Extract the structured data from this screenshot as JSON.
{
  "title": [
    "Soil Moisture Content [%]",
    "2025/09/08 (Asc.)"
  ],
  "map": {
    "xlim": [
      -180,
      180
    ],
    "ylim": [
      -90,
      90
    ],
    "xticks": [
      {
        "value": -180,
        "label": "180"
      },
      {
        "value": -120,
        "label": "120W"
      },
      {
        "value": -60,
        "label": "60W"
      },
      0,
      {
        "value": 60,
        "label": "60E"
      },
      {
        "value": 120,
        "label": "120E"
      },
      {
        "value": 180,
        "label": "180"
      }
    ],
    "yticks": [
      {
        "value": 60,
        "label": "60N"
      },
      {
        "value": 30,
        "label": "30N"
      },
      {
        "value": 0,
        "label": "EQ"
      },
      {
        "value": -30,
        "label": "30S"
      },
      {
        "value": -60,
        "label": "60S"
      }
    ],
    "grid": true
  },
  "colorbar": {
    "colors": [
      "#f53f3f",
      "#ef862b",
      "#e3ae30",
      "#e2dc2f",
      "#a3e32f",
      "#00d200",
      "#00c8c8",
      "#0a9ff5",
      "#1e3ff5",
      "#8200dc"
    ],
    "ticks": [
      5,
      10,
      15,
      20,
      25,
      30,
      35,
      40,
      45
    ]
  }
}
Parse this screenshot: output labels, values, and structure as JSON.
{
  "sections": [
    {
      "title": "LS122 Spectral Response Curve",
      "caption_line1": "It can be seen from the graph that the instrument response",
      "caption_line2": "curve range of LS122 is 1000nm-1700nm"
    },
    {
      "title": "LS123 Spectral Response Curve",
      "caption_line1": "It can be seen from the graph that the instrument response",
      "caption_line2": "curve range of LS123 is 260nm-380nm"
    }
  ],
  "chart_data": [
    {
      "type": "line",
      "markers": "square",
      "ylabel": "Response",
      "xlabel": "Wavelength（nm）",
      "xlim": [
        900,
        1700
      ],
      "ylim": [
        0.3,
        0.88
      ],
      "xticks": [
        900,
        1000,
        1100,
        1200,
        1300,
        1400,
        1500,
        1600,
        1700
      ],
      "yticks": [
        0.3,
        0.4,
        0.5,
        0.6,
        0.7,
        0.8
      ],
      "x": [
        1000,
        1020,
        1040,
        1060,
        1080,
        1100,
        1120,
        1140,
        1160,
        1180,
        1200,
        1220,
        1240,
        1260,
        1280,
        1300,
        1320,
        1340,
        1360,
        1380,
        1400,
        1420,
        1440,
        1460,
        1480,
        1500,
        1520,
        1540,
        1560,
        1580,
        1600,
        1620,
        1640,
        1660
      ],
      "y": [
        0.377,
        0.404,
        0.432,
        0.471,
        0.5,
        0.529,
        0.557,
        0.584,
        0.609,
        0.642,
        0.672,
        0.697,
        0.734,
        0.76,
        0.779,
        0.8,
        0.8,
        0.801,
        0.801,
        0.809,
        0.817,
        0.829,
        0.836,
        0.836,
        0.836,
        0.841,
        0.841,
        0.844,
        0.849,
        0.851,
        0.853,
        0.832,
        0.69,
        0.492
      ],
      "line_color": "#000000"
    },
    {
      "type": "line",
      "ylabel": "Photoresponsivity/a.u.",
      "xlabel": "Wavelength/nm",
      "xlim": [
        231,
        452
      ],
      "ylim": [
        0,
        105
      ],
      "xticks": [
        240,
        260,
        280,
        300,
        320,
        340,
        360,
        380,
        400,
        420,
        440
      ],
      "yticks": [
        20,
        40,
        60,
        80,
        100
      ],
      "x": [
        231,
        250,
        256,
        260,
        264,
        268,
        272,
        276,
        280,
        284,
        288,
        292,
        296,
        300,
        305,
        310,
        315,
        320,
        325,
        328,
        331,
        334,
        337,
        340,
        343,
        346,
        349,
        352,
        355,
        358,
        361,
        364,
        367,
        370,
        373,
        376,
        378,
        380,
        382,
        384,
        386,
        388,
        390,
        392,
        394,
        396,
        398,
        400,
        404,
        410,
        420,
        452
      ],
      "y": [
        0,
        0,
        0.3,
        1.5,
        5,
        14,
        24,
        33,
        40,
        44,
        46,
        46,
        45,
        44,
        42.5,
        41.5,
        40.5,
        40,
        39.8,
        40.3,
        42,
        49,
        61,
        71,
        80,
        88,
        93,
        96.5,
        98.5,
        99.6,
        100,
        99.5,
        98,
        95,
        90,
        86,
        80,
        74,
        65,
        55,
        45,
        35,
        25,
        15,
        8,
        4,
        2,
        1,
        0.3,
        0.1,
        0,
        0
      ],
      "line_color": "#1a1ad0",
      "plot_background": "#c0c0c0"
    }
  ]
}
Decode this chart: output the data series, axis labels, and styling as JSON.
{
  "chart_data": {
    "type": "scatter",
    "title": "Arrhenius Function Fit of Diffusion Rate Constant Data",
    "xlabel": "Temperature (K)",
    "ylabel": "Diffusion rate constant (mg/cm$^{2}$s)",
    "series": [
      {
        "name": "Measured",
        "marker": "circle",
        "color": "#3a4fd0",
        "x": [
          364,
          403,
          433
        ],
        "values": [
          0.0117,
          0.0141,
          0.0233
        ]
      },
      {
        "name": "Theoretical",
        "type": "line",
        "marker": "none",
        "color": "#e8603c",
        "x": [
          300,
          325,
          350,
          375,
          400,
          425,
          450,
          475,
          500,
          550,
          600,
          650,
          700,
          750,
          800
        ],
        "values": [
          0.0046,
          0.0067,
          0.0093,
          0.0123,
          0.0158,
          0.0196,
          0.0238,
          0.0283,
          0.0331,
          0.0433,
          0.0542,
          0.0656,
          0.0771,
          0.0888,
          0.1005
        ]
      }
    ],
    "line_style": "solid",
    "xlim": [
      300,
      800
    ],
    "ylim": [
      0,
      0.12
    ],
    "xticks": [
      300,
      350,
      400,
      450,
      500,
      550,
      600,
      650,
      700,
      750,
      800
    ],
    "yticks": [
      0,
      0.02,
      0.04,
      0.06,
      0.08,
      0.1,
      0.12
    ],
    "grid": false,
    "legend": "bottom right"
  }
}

TASK TO COMPLETE —
From the listing above, return each line with the word "JSON".

RESULT —
Extract the structured data from this screenshot as JSON.
Parse this screenshot: output labels, values, and structure as JSON.
Decode this chart: output the data series, axis labels, and styling as JSON.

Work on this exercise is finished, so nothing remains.